* Required task: Reproduce every one of the lines below, keeping each character unchanged.

* Data items:
++++++++++

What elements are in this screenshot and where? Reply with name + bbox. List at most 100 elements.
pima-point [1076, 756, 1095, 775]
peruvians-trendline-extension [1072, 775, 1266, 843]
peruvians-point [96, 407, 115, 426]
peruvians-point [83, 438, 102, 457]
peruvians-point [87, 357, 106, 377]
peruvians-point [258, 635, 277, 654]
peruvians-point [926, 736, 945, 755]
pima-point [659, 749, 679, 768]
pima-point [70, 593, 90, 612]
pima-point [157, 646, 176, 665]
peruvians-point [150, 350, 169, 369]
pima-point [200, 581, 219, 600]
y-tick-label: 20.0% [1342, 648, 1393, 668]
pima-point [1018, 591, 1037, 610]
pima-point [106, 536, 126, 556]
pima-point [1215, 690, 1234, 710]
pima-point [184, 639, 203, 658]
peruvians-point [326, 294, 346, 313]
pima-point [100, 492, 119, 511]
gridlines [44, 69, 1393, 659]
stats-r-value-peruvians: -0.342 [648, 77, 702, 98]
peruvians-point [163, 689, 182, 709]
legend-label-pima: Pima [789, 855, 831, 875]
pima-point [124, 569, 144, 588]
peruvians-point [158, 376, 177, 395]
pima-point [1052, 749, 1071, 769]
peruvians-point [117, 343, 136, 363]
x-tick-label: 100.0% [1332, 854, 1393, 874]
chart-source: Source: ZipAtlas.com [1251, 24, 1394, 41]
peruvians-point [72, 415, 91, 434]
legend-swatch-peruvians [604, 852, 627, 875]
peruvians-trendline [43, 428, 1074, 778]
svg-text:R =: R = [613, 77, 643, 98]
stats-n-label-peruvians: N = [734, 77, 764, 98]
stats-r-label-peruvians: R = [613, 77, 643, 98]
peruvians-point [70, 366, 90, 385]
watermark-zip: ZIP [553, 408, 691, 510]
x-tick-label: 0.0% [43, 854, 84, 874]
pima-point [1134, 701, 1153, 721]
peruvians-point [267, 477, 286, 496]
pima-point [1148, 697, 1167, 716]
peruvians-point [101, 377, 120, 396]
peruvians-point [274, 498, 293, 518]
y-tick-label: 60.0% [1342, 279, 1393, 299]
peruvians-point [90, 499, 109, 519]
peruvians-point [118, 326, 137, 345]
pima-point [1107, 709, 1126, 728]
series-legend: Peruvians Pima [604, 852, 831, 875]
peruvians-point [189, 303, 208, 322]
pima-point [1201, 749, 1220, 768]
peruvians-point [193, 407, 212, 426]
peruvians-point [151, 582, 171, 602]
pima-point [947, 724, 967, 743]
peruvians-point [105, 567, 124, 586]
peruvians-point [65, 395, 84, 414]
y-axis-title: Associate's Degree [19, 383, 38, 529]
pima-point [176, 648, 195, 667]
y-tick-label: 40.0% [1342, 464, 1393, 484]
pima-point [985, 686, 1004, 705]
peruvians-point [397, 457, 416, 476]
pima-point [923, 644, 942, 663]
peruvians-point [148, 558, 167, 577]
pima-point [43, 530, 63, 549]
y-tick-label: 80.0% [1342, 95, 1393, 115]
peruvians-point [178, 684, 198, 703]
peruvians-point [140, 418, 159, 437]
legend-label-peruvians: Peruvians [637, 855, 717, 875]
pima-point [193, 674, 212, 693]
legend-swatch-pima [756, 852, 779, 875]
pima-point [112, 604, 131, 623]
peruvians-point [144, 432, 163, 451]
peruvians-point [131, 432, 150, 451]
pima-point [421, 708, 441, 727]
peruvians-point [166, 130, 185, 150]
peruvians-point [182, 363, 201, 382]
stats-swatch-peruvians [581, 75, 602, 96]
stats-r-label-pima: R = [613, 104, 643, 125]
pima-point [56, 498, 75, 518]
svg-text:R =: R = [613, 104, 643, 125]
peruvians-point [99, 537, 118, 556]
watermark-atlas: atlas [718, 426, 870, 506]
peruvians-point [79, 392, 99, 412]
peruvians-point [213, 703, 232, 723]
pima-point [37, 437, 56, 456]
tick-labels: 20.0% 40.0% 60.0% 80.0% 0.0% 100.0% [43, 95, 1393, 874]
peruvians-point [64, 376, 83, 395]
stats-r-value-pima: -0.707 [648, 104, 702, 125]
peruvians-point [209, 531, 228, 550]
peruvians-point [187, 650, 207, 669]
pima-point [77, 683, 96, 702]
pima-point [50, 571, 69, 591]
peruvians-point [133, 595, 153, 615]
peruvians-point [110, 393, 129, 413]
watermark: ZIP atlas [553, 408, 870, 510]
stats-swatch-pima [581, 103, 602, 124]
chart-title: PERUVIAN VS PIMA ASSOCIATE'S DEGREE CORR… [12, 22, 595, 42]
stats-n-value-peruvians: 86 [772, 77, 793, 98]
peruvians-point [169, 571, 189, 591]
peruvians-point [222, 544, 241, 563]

++++++++++

* Output:
What elements are in this screenshot and where? Reply with name + bbox. List at most 100 elements.
pima-point [1076, 756, 1095, 775]
peruvians-trendline-extension [1072, 775, 1266, 843]
peruvians-point [96, 407, 115, 426]
peruvians-point [83, 438, 102, 457]
peruvians-point [87, 357, 106, 377]
peruvians-point [258, 635, 277, 654]
peruvians-point [926, 736, 945, 755]
pima-point [659, 749, 679, 768]
pima-point [70, 593, 90, 612]
pima-point [157, 646, 176, 665]
peruvians-point [150, 350, 169, 369]
pima-point [200, 581, 219, 600]
y-tick-label: 20.0% [1342, 648, 1393, 668]
pima-point [1018, 591, 1037, 610]
pima-point [106, 536, 126, 556]
pima-point [1215, 690, 1234, 710]
pima-point [184, 639, 203, 658]
peruvians-point [326, 294, 346, 313]
pima-point [100, 492, 119, 511]
gridlines [44, 69, 1393, 659]
stats-r-value-peruvians: -0.342 [648, 77, 702, 98]
peruvians-point [163, 689, 182, 709]
legend-label-pima: Pima [789, 855, 831, 875]
pima-point [124, 569, 144, 588]
peruvians-point [158, 376, 177, 395]
pima-point [1052, 749, 1071, 769]
peruvians-point [117, 343, 136, 363]
x-tick-label: 100.0% [1332, 854, 1393, 874]
chart-source: Source: ZipAtlas.com [1251, 24, 1394, 41]
peruvians-point [72, 415, 91, 434]
legend-swatch-peruvians [604, 852, 627, 875]
peruvians-trendline [43, 428, 1074, 778]
svg-text:R =: R = [613, 77, 643, 98]
stats-n-label-peruvians: N = [734, 77, 764, 98]
stats-r-label-peruvians: R = [613, 77, 643, 98]
peruvians-point [70, 366, 90, 385]
watermark-zip: ZIP [553, 408, 691, 510]
x-tick-label: 0.0% [43, 854, 84, 874]
pima-point [1134, 701, 1153, 721]
peruvians-point [267, 477, 286, 496]
pima-point [1148, 697, 1167, 716]
peruvians-point [101, 377, 120, 396]
peruvians-point [274, 498, 293, 518]
y-tick-label: 60.0% [1342, 279, 1393, 299]
peruvians-point [90, 499, 109, 519]
peruvians-point [118, 326, 137, 345]
pima-point [1107, 709, 1126, 728]
series-legend: Peruvians Pima [604, 852, 831, 875]
peruvians-point [189, 303, 208, 322]
pima-point [1201, 749, 1220, 768]
peruvians-point [193, 407, 212, 426]
peruvians-point [151, 582, 171, 602]
pima-point [947, 724, 967, 743]
peruvians-point [105, 567, 124, 586]
peruvians-point [65, 395, 84, 414]
y-axis-title: Associate's Degree [19, 383, 38, 529]
pima-point [176, 648, 195, 667]
y-tick-label: 40.0% [1342, 464, 1393, 484]
pima-point [985, 686, 1004, 705]
peruvians-point [397, 457, 416, 476]
pima-point [923, 644, 942, 663]
peruvians-point [148, 558, 167, 577]
pima-point [43, 530, 63, 549]
y-tick-label: 80.0% [1342, 95, 1393, 115]
peruvians-point [178, 684, 198, 703]
peruvians-point [140, 418, 159, 437]
legend-label-peruvians: Peruvians [637, 855, 717, 875]
pima-point [193, 674, 212, 693]
legend-swatch-pima [756, 852, 779, 875]
pima-point [112, 604, 131, 623]
peruvians-point [144, 432, 163, 451]
peruvians-point [131, 432, 150, 451]
pima-point [421, 708, 441, 727]
peruvians-point [166, 130, 185, 150]
peruvians-point [182, 363, 201, 382]
stats-swatch-peruvians [581, 75, 602, 96]
stats-r-label-pima: R = [613, 104, 643, 125]
pima-point [56, 498, 75, 518]
svg-text:R =: R = [613, 104, 643, 125]
peruvians-point [99, 537, 118, 556]
watermark-atlas: atlas [718, 426, 870, 506]
peruvians-point [79, 392, 99, 412]
peruvians-point [213, 703, 232, 723]
pima-point [37, 437, 56, 456]
tick-labels: 20.0% 40.0% 60.0% 80.0% 0.0% 100.0% [43, 95, 1393, 874]
peruvians-point [64, 376, 83, 395]
stats-r-value-pima: -0.707 [648, 104, 702, 125]
peruvians-point [209, 531, 228, 550]
peruvians-point [187, 650, 207, 669]
pima-point [77, 683, 96, 702]
pima-point [50, 571, 69, 591]
peruvians-point [133, 595, 153, 615]
peruvians-point [110, 393, 129, 413]
watermark: ZIP atlas [553, 408, 870, 510]
stats-swatch-pima [581, 103, 602, 124]
chart-title: PERUVIAN VS PIMA ASSOCIATE'S DEGREE CORR… [12, 22, 595, 42]
stats-n-value-peruvians: 86 [772, 77, 793, 98]
peruvians-point [169, 571, 189, 591]
peruvians-point [222, 544, 241, 563]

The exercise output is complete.